◆ **Source material**
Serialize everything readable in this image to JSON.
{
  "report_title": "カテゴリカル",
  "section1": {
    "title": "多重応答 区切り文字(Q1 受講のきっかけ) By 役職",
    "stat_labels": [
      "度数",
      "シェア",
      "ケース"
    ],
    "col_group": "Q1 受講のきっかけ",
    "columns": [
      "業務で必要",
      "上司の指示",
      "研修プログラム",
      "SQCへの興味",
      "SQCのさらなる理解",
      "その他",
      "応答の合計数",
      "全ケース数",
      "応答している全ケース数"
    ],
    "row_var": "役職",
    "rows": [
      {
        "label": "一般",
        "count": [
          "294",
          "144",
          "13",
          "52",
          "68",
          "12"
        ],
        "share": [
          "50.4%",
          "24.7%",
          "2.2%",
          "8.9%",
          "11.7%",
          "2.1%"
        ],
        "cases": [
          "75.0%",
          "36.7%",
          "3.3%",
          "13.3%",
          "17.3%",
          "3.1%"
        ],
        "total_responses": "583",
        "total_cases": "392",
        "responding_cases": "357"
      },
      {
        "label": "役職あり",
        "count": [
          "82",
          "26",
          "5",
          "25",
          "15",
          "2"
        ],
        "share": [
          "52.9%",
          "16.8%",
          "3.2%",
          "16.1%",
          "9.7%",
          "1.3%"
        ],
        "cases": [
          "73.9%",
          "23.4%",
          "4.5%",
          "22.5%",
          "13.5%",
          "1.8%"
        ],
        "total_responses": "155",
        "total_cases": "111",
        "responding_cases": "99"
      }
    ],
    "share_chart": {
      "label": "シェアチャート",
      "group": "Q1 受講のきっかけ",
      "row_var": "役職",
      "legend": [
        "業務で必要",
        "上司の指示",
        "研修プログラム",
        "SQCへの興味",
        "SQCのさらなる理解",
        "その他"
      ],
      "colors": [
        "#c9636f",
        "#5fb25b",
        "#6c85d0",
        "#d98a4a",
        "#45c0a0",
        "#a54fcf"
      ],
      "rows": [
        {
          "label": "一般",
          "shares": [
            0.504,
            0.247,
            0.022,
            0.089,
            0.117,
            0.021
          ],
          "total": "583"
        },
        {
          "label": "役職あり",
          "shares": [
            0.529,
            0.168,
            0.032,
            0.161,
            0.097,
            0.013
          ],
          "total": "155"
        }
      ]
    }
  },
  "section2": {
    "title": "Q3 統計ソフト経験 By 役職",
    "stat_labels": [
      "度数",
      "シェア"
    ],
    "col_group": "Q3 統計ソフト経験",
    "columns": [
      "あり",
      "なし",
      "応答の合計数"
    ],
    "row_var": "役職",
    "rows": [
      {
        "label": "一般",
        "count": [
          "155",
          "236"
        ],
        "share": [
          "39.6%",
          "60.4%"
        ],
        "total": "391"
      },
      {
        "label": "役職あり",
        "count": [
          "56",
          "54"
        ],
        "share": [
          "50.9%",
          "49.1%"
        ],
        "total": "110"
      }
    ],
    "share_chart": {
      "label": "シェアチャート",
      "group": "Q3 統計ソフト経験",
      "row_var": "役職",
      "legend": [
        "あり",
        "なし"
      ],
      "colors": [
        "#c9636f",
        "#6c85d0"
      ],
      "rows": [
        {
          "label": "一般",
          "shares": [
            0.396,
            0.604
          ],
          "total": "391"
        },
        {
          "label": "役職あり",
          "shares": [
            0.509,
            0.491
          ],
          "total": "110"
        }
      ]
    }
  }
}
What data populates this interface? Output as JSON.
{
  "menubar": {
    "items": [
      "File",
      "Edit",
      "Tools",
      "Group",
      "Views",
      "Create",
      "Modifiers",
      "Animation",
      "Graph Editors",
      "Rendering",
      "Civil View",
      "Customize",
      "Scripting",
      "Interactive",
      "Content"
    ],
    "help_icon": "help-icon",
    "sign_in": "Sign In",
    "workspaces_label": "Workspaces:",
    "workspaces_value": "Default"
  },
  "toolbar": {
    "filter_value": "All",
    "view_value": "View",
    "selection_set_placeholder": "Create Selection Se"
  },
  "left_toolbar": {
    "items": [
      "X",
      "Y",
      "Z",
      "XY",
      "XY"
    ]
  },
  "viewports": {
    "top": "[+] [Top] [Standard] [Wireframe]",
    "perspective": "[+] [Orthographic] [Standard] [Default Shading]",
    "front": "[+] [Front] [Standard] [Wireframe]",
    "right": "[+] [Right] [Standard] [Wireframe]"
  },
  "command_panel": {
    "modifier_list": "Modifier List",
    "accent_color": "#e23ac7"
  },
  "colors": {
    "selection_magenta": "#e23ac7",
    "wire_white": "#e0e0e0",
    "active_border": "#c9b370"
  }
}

◆ **Written task**
Repeat every line of the data, exactly and in full.

◆ **Result of the task**
Serialize everything readable in this image to JSON.
{
  "report_title": "カテゴリカル",
  "section1": {
    "title": "多重応答 区切り文字(Q1 受講のきっかけ) By 役職",
    "stat_labels": [
      "度数",
      "シェア",
      "ケース"
    ],
    "col_group": "Q1 受講のきっかけ",
    "columns": [
      "業務で必要",
      "上司の指示",
      "研修プログラム",
      "SQCへの興味",
      "SQCのさらなる理解",
      "その他",
      "応答の合計数",
      "全ケース数",
      "応答している全ケース数"
    ],
    "row_var": "役職",
    "rows": [
      {
        "label": "一般",
        "count": [
          "294",
          "144",
          "13",
          "52",
          "68",
          "12"
        ],
        "share": [
          "50.4%",
          "24.7%",
          "2.2%",
          "8.9%",
          "11.7%",
          "2.1%"
        ],
        "cases": [
          "75.0%",
          "36.7%",
          "3.3%",
          "13.3%",
          "17.3%",
          "3.1%"
        ],
        "total_responses": "583",
        "total_cases": "392",
        "responding_cases": "357"
      },
      {
        "label": "役職あり",
        "count": [
          "82",
          "26",
          "5",
          "25",
          "15",
          "2"
        ],
        "share": [
          "52.9%",
          "16.8%",
          "3.2%",
          "16.1%",
          "9.7%",
          "1.3%"
        ],
        "cases": [
          "73.9%",
          "23.4%",
          "4.5%",
          "22.5%",
          "13.5%",
          "1.8%"
        ],
        "total_responses": "155",
        "total_cases": "111",
        "responding_cases": "99"
      }
    ],
    "share_chart": {
      "label": "シェアチャート",
      "group": "Q1 受講のきっかけ",
      "row_var": "役職",
      "legend": [
        "業務で必要",
        "上司の指示",
        "研修プログラム",
        "SQCへの興味",
        "SQCのさらなる理解",
        "その他"
      ],
      "colors": [
        "#c9636f",
        "#5fb25b",
        "#6c85d0",
        "#d98a4a",
        "#45c0a0",
        "#a54fcf"
      ],
      "rows": [
        {
          "label": "一般",
          "shares": [
            0.504,
            0.247,
            0.022,
            0.089,
            0.117,
            0.021
          ],
          "total": "583"
        },
        {
          "label": "役職あり",
          "shares": [
            0.529,
            0.168,
            0.032,
            0.161,
            0.097,
            0.013
          ],
          "total": "155"
        }
      ]
    }
  },
  "section2": {
    "title": "Q3 統計ソフト経験 By 役職",
    "stat_labels": [
      "度数",
      "シェア"
    ],
    "col_group": "Q3 統計ソフト経験",
    "columns": [
      "あり",
      "なし",
      "応答の合計数"
    ],
    "row_var": "役職",
    "rows": [
      {
        "label": "一般",
        "count": [
          "155",
          "236"
        ],
        "share": [
          "39.6%",
          "60.4%"
        ],
        "total": "391"
      },
      {
        "label": "役職あり",
        "count": [
          "56",
          "54"
        ],
        "share": [
          "50.9%",
          "49.1%"
        ],
        "total": "110"
      }
    ],
    "share_chart": {
      "label": "シェアチャート",
      "group": "Q3 統計ソフト経験",
      "row_var": "役職",
      "legend": [
        "あり",
        "なし"
      ],
      "colors": [
        "#c9636f",
        "#6c85d0"
      ],
      "rows": [
        {
          "label": "一般",
          "shares": [
            0.396,
            0.604
          ],
          "total": "391"
        },
        {
          "label": "役職あり",
          "shares": [
            0.509,
            0.491
          ],
          "total": "110"
        }
      ]
    }
  }
}
What data populates this interface? Output as JSON.
{
  "menubar": {
    "items": [
      "File",
      "Edit",
      "Tools",
      "Group",
      "Views",
      "Create",
      "Modifiers",
      "Animation",
      "Graph Editors",
      "Rendering",
      "Civil View",
      "Customize",
      "Scripting",
      "Interactive",
      "Content"
    ],
    "help_icon": "help-icon",
    "sign_in": "Sign In",
    "workspaces_label": "Workspaces:",
    "workspaces_value": "Default"
  },
  "toolbar": {
    "filter_value": "All",
    "view_value": "View",
    "selection_set_placeholder": "Create Selection Se"
  },
  "left_toolbar": {
    "items": [
      "X",
      "Y",
      "Z",
      "XY",
      "XY"
    ]
  },
  "viewports": {
    "top": "[+] [Top] [Standard] [Wireframe]",
    "perspective": "[+] [Orthographic] [Standard] [Default Shading]",
    "front": "[+] [Front] [Standard] [Wireframe]",
    "right": "[+] [Right] [Standard] [Wireframe]"
  },
  "command_panel": {
    "modifier_list": "Modifier List",
    "accent_color": "#e23ac7"
  },
  "colors": {
    "selection_magenta": "#e23ac7",
    "wire_white": "#e0e0e0",
    "active_border": "#c9b370"
  }
}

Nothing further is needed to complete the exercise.